- **GOAL**
Write out the whole listing again, exactly.

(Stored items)

::::

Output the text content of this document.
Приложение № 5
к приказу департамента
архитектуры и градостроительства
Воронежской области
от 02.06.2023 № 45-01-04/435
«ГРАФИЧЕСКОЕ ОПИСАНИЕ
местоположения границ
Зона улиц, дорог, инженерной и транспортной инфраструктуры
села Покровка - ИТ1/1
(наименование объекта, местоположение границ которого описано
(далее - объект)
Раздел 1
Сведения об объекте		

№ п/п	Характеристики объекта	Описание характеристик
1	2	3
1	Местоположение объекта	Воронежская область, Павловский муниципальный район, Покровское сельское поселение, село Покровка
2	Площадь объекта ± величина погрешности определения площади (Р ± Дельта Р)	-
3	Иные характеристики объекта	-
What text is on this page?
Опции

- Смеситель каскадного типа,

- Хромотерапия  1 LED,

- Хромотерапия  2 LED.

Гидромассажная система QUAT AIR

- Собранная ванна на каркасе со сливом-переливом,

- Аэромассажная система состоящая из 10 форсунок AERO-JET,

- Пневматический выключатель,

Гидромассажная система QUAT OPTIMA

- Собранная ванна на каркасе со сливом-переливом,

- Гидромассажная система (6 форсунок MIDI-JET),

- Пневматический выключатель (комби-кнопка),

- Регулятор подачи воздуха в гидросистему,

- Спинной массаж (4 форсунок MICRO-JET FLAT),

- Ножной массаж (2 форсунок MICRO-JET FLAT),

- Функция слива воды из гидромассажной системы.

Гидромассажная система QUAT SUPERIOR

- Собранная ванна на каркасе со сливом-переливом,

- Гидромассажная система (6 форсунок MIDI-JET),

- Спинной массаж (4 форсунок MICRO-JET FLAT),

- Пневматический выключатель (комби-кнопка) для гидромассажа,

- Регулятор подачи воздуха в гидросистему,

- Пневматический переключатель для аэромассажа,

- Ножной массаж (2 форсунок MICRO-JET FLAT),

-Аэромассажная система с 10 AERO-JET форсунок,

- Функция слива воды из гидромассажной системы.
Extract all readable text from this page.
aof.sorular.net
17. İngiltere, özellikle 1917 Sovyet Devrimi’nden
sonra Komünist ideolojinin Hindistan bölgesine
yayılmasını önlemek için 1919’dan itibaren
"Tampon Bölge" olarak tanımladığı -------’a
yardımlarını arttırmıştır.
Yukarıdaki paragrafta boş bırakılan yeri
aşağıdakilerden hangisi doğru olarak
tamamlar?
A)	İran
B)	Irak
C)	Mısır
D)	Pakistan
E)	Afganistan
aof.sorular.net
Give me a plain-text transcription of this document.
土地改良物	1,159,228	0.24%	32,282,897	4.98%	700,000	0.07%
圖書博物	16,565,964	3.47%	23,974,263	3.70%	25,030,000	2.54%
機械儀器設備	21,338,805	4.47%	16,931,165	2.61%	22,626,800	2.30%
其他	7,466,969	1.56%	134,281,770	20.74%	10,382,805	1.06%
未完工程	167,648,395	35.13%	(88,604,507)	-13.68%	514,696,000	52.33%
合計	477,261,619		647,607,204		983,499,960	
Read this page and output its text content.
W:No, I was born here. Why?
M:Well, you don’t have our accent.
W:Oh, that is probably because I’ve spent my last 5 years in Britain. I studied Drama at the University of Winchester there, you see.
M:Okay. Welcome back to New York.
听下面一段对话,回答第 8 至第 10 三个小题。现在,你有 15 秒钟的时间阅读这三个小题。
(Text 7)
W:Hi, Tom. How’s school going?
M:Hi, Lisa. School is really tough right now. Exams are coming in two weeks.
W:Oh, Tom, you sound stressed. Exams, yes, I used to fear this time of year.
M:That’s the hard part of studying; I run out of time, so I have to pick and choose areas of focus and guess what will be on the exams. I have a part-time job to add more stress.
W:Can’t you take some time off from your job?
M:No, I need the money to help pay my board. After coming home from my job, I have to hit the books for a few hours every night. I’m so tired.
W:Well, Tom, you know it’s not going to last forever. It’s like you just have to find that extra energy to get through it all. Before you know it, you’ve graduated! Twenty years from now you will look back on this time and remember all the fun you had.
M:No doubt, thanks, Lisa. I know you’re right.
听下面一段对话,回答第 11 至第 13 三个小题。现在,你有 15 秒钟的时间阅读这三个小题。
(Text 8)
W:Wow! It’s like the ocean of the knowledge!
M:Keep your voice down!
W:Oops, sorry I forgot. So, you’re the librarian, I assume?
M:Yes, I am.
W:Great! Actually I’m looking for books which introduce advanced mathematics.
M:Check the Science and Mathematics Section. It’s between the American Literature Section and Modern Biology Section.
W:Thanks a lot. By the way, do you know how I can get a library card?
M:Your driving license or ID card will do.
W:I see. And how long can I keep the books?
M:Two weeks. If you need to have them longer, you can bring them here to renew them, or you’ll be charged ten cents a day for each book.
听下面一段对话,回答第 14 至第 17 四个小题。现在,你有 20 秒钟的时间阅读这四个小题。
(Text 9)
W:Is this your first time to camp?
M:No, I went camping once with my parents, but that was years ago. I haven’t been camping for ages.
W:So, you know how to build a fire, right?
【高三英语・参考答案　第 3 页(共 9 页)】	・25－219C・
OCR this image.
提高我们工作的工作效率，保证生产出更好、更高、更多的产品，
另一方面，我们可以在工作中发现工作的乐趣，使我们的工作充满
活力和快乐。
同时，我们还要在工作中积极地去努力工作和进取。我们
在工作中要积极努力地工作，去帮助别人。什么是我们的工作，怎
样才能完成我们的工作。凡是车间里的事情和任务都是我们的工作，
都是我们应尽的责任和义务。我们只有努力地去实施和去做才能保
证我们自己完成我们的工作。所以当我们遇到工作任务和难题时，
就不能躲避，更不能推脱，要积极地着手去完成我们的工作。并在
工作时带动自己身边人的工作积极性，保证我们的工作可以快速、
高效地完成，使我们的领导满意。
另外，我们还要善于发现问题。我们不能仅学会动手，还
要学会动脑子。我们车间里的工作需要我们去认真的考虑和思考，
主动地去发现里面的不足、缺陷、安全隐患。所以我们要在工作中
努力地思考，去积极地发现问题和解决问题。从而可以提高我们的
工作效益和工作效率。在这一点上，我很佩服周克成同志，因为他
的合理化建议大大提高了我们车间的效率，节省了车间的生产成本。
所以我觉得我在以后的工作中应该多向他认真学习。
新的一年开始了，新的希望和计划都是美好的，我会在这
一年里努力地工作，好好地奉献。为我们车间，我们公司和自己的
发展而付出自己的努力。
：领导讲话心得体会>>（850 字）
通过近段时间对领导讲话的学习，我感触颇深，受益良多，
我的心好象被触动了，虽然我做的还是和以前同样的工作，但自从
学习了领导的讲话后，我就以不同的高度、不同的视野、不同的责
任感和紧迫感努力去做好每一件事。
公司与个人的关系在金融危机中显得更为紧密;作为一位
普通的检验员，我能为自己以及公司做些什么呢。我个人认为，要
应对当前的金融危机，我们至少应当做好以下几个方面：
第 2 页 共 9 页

::::

- **SOLUTION**
Output the text content of this document.
Приложение № 5
к приказу департамента
архитектуры и градостроительства
Воронежской области
от 02.06.2023 № 45-01-04/435
«ГРАФИЧЕСКОЕ ОПИСАНИЕ
местоположения границ
Зона улиц, дорог, инженерной и транспортной инфраструктуры
села Покровка - ИТ1/1
(наименование объекта, местоположение границ которого описано
(далее - объект)
Раздел 1
Сведения об объекте		

№ п/п	Характеристики объекта	Описание характеристик
1	2	3
1	Местоположение объекта	Воронежская область, Павловский муниципальный район, Покровское сельское поселение, село Покровка
2	Площадь объекта ± величина погрешности определения площади (Р ± Дельта Р)	-
3	Иные характеристики объекта	-
What text is on this page?
Опции

- Смеситель каскадного типа,

- Хромотерапия  1 LED,

- Хромотерапия  2 LED.

Гидромассажная система QUAT AIR

- Собранная ванна на каркасе со сливом-переливом,

- Аэромассажная система состоящая из 10 форсунок AERO-JET,

- Пневматический выключатель,

Гидромассажная система QUAT OPTIMA

- Собранная ванна на каркасе со сливом-переливом,

- Гидромассажная система (6 форсунок MIDI-JET),

- Пневматический выключатель (комби-кнопка),

- Регулятор подачи воздуха в гидросистему,

- Спинной массаж (4 форсунок MICRO-JET FLAT),

- Ножной массаж (2 форсунок MICRO-JET FLAT),

- Функция слива воды из гидромассажной системы.

Гидромассажная система QUAT SUPERIOR

- Собранная ванна на каркасе со сливом-переливом,

- Гидромассажная система (6 форсунок MIDI-JET),

- Спинной массаж (4 форсунок MICRO-JET FLAT),

- Пневматический выключатель (комби-кнопка) для гидромассажа,

- Регулятор подачи воздуха в гидросистему,

- Пневматический переключатель для аэромассажа,

- Ножной массаж (2 форсунок MICRO-JET FLAT),

-Аэромассажная система с 10 AERO-JET форсунок,

- Функция слива воды из гидромассажной системы.
Extract all readable text from this page.
aof.sorular.net
17. İngiltere, özellikle 1917 Sovyet Devrimi’nden
sonra Komünist ideolojinin Hindistan bölgesine
yayılmasını önlemek için 1919’dan itibaren
"Tampon Bölge" olarak tanımladığı -------’a
yardımlarını arttırmıştır.
Yukarıdaki paragrafta boş bırakılan yeri
aşağıdakilerden hangisi doğru olarak
tamamlar?
A)	İran
B)	Irak
C)	Mısır
D)	Pakistan
E)	Afganistan
aof.sorular.net
Give me a plain-text transcription of this document.
土地改良物	1,159,228	0.24%	32,282,897	4.98%	700,000	0.07%
圖書博物	16,565,964	3.47%	23,974,263	3.70%	25,030,000	2.54%
機械儀器設備	21,338,805	4.47%	16,931,165	2.61%	22,626,800	2.30%
其他	7,466,969	1.56%	134,281,770	20.74%	10,382,805	1.06%
未完工程	167,648,395	35.13%	(88,604,507)	-13.68%	514,696,000	52.33%
合計	477,261,619		647,607,204		983,499,960	
Read this page and output its text content.
W:No, I was born here. Why?
M:Well, you don’t have our accent.
W:Oh, that is probably because I’ve spent my last 5 years in Britain. I studied Drama at the University of Winchester there, you see.
M:Okay. Welcome back to New York.
听下面一段对话,回答第 8 至第 10 三个小题。现在,你有 15 秒钟的时间阅读这三个小题。
(Text 7)
W:Hi, Tom. How’s school going?
M:Hi, Lisa. School is really tough right now. Exams are coming in two weeks.
W:Oh, Tom, you sound stressed. Exams, yes, I used to fear this time of year.
M:That’s the hard part of studying; I run out of time, so I have to pick and choose areas of focus and guess what will be on the exams. I have a part-time job to add more stress.
W:Can’t you take some time off from your job?
M:No, I need the money to help pay my board. After coming home from my job, I have to hit the books for a few hours every night. I’m so tired.
W:Well, Tom, you know it’s not going to last forever. It’s like you just have to find that extra energy to get through it all. Before you know it, you’ve graduated! Twenty years from now you will look back on this time and remember all the fun you had.
M:No doubt, thanks, Lisa. I know you’re right.
听下面一段对话,回答第 11 至第 13 三个小题。现在,你有 15 秒钟的时间阅读这三个小题。
(Text 8)
W:Wow! It’s like the ocean of the knowledge!
M:Keep your voice down!
W:Oops, sorry I forgot. So, you’re the librarian, I assume?
M:Yes, I am.
W:Great! Actually I’m looking for books which introduce advanced mathematics.
M:Check the Science and Mathematics Section. It’s between the American Literature Section and Modern Biology Section.
W:Thanks a lot. By the way, do you know how I can get a library card?
M:Your driving license or ID card will do.
W:I see. And how long can I keep the books?
M:Two weeks. If you need to have them longer, you can bring them here to renew them, or you’ll be charged ten cents a day for each book.
听下面一段对话,回答第 14 至第 17 四个小题。现在,你有 20 秒钟的时间阅读这四个小题。
(Text 9)
W:Is this your first time to camp?
M:No, I went camping once with my parents, but that was years ago. I haven’t been camping for ages.
W:So, you know how to build a fire, right?
【高三英语・参考答案　第 3 页(共 9 页)】	・25－219C・
OCR this image.
提高我们工作的工作效率，保证生产出更好、更高、更多的产品，
另一方面，我们可以在工作中发现工作的乐趣，使我们的工作充满
活力和快乐。
同时，我们还要在工作中积极地去努力工作和进取。我们
在工作中要积极努力地工作，去帮助别人。什么是我们的工作，怎
样才能完成我们的工作。凡是车间里的事情和任务都是我们的工作，
都是我们应尽的责任和义务。我们只有努力地去实施和去做才能保
证我们自己完成我们的工作。所以当我们遇到工作任务和难题时，
就不能躲避，更不能推脱，要积极地着手去完成我们的工作。并在
工作时带动自己身边人的工作积极性，保证我们的工作可以快速、
高效地完成，使我们的领导满意。
另外，我们还要善于发现问题。我们不能仅学会动手，还
要学会动脑子。我们车间里的工作需要我们去认真的考虑和思考，
主动地去发现里面的不足、缺陷、安全隐患。所以我们要在工作中
努力地思考，去积极地发现问题和解决问题。从而可以提高我们的
工作效益和工作效率。在这一点上，我很佩服周克成同志，因为他
的合理化建议大大提高了我们车间的效率，节省了车间的生产成本。
所以我觉得我在以后的工作中应该多向他认真学习。
新的一年开始了，新的希望和计划都是美好的，我会在这
一年里努力地工作，好好地奉献。为我们车间，我们公司和自己的
发展而付出自己的努力。
：领导讲话心得体会>>（850 字）
通过近段时间对领导讲话的学习，我感触颇深，受益良多，
我的心好象被触动了，虽然我做的还是和以前同样的工作，但自从
学习了领导的讲话后，我就以不同的高度、不同的视野、不同的责
任感和紧迫感努力去做好每一件事。
公司与个人的关系在金融危机中显得更为紧密;作为一位
普通的检验员，我能为自己以及公司做些什么呢。我个人认为，要
应对当前的金融危机，我们至少应当做好以下几个方面：
第 2 页 共 9 页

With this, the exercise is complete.